::: Given entries :::

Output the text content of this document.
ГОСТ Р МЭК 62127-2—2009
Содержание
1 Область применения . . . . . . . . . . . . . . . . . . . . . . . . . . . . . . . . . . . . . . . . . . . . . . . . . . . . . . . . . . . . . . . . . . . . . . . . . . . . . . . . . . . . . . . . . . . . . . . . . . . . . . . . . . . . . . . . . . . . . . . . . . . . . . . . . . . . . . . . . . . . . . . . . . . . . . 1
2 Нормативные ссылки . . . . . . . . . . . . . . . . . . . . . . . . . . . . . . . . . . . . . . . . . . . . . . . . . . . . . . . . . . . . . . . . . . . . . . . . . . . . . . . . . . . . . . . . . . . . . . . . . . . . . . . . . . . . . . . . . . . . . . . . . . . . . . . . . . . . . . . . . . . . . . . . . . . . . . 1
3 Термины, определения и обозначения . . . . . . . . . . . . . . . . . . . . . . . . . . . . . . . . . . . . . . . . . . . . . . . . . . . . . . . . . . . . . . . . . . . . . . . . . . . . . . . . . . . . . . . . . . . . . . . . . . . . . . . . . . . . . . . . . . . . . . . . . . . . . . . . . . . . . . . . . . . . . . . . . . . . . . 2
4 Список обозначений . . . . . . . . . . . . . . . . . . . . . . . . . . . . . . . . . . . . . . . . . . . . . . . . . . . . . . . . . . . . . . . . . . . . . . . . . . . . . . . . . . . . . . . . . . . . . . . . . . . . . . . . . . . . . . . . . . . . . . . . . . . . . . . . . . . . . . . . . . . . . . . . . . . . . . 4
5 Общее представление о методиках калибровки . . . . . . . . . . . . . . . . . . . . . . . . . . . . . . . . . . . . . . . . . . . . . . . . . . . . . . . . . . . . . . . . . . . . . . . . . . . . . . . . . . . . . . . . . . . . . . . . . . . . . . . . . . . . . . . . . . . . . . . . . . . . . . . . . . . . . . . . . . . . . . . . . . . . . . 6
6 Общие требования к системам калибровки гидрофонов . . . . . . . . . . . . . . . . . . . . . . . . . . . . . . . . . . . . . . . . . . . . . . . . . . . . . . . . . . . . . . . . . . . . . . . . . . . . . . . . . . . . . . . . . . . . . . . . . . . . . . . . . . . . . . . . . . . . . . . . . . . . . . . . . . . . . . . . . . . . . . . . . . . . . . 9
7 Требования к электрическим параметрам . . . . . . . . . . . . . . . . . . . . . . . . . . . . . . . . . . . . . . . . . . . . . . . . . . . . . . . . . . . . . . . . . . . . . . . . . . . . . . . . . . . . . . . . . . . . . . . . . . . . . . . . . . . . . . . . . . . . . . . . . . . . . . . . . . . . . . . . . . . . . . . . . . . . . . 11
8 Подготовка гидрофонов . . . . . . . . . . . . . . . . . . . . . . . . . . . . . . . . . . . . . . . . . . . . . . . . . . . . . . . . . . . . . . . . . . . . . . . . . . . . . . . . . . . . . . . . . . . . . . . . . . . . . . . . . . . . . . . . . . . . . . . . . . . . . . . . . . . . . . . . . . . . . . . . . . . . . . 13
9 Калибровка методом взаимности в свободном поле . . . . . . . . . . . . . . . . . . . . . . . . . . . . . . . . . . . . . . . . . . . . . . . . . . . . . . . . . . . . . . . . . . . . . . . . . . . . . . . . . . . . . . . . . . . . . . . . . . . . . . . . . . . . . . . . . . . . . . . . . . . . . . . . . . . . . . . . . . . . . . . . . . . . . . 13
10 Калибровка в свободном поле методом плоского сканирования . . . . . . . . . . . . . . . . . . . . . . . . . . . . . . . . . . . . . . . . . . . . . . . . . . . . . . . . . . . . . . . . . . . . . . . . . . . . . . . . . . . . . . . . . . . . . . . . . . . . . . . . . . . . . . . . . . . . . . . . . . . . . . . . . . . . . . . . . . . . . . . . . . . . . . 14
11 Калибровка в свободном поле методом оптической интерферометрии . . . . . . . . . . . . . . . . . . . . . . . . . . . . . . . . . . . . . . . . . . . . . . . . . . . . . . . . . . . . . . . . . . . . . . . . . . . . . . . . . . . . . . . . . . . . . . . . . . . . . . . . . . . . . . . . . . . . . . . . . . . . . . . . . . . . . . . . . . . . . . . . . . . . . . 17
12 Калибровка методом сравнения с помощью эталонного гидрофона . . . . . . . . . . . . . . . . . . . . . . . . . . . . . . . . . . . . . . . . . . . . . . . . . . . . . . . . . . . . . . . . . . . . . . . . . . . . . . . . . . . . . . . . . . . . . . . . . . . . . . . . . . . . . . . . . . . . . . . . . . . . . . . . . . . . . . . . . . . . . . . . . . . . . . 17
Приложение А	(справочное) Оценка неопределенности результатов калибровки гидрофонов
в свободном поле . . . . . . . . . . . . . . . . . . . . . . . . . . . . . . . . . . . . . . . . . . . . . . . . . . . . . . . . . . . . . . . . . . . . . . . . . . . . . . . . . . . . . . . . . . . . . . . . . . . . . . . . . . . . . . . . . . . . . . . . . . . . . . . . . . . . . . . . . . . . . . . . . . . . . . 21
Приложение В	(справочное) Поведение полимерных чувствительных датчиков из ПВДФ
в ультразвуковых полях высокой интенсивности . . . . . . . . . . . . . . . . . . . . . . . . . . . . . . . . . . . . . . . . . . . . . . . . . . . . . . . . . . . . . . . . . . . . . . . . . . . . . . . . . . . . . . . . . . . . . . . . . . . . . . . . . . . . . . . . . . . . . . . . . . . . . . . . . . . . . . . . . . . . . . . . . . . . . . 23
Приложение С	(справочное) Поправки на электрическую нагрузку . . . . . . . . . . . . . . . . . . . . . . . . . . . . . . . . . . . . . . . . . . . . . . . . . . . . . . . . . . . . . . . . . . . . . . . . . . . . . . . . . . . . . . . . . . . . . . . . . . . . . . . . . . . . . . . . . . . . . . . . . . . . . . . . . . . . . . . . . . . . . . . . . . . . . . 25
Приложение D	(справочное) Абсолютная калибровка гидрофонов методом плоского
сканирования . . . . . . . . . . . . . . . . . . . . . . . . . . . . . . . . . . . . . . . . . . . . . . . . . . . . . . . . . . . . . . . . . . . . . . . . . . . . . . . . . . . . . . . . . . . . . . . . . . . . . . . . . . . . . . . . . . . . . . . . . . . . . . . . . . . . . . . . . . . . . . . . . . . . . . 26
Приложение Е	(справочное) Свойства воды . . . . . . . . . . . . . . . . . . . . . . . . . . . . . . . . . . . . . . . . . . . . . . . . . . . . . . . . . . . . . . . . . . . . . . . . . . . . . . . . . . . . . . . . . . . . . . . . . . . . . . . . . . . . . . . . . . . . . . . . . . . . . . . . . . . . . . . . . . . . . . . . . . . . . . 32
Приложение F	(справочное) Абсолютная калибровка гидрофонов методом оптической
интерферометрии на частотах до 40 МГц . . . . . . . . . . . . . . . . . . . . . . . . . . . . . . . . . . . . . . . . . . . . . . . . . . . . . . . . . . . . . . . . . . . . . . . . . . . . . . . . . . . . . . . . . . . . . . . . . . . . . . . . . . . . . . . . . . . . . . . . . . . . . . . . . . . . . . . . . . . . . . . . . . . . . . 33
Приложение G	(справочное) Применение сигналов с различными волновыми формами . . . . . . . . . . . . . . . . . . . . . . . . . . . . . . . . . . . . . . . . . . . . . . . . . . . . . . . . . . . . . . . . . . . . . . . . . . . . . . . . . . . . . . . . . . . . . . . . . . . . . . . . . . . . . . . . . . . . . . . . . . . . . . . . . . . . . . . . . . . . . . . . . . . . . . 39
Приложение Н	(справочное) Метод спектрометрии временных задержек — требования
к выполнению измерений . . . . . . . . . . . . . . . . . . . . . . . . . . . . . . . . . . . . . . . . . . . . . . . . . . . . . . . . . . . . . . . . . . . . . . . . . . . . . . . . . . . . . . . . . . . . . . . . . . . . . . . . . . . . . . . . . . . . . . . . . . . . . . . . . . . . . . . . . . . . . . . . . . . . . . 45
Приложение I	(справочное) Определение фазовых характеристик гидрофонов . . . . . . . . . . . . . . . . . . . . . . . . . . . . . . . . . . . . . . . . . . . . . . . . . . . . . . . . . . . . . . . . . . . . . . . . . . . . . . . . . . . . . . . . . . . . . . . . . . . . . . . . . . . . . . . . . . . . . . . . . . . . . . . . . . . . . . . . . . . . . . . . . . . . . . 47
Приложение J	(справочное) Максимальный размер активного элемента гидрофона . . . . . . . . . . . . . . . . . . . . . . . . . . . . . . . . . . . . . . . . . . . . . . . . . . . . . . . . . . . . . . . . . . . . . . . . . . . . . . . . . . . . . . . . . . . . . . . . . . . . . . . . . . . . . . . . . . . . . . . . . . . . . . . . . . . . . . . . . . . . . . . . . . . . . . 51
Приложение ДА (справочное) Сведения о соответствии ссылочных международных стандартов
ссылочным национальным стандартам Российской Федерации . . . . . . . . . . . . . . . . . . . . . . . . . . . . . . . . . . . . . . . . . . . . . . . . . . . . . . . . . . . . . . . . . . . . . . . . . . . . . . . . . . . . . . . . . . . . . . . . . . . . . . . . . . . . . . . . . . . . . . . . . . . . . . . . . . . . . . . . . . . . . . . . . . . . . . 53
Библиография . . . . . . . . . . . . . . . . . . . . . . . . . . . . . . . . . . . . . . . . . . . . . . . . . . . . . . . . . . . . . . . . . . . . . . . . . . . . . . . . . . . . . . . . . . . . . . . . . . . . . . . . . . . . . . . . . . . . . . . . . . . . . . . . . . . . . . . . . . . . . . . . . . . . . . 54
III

:::

Reply with nothing except the number of lines in the listing above that include the string "Абсолютная".

2